◆ What this task involves ◆
Transcribe every line of the listing below without any deviation.

### Records supplied ###

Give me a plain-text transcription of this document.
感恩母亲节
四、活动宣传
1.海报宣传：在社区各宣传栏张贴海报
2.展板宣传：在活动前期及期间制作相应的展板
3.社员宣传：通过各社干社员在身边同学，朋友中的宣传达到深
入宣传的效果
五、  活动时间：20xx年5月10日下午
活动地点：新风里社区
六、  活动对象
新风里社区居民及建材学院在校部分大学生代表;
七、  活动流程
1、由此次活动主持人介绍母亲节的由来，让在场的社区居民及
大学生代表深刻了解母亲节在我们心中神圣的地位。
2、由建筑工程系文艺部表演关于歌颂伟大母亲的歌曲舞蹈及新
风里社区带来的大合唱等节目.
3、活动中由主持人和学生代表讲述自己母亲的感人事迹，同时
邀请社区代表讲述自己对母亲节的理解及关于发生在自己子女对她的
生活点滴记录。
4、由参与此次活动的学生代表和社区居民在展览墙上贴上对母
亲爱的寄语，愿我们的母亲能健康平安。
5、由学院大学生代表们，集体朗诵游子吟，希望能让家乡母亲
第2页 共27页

###

◆ Exercise solution ◆
Give me a plain-text transcription of this document.
感恩母亲节
四、活动宣传
1.海报宣传：在社区各宣传栏张贴海报
2.展板宣传：在活动前期及期间制作相应的展板
3.社员宣传：通过各社干社员在身边同学，朋友中的宣传达到深
入宣传的效果
五、  活动时间：20xx年5月10日下午
活动地点：新风里社区
六、  活动对象
新风里社区居民及建材学院在校部分大学生代表;
七、  活动流程
1、由此次活动主持人介绍母亲节的由来，让在场的社区居民及
大学生代表深刻了解母亲节在我们心中神圣的地位。
2、由建筑工程系文艺部表演关于歌颂伟大母亲的歌曲舞蹈及新
风里社区带来的大合唱等节目.
3、活动中由主持人和学生代表讲述自己母亲的感人事迹，同时
邀请社区代表讲述自己对母亲节的理解及关于发生在自己子女对她的
生活点滴记录。
4、由参与此次活动的学生代表和社区居民在展览墙上贴上对母
亲爱的寄语，愿我们的母亲能健康平安。
5、由学院大学生代表们，集体朗诵游子吟，希望能让家乡母亲
第2页 共27页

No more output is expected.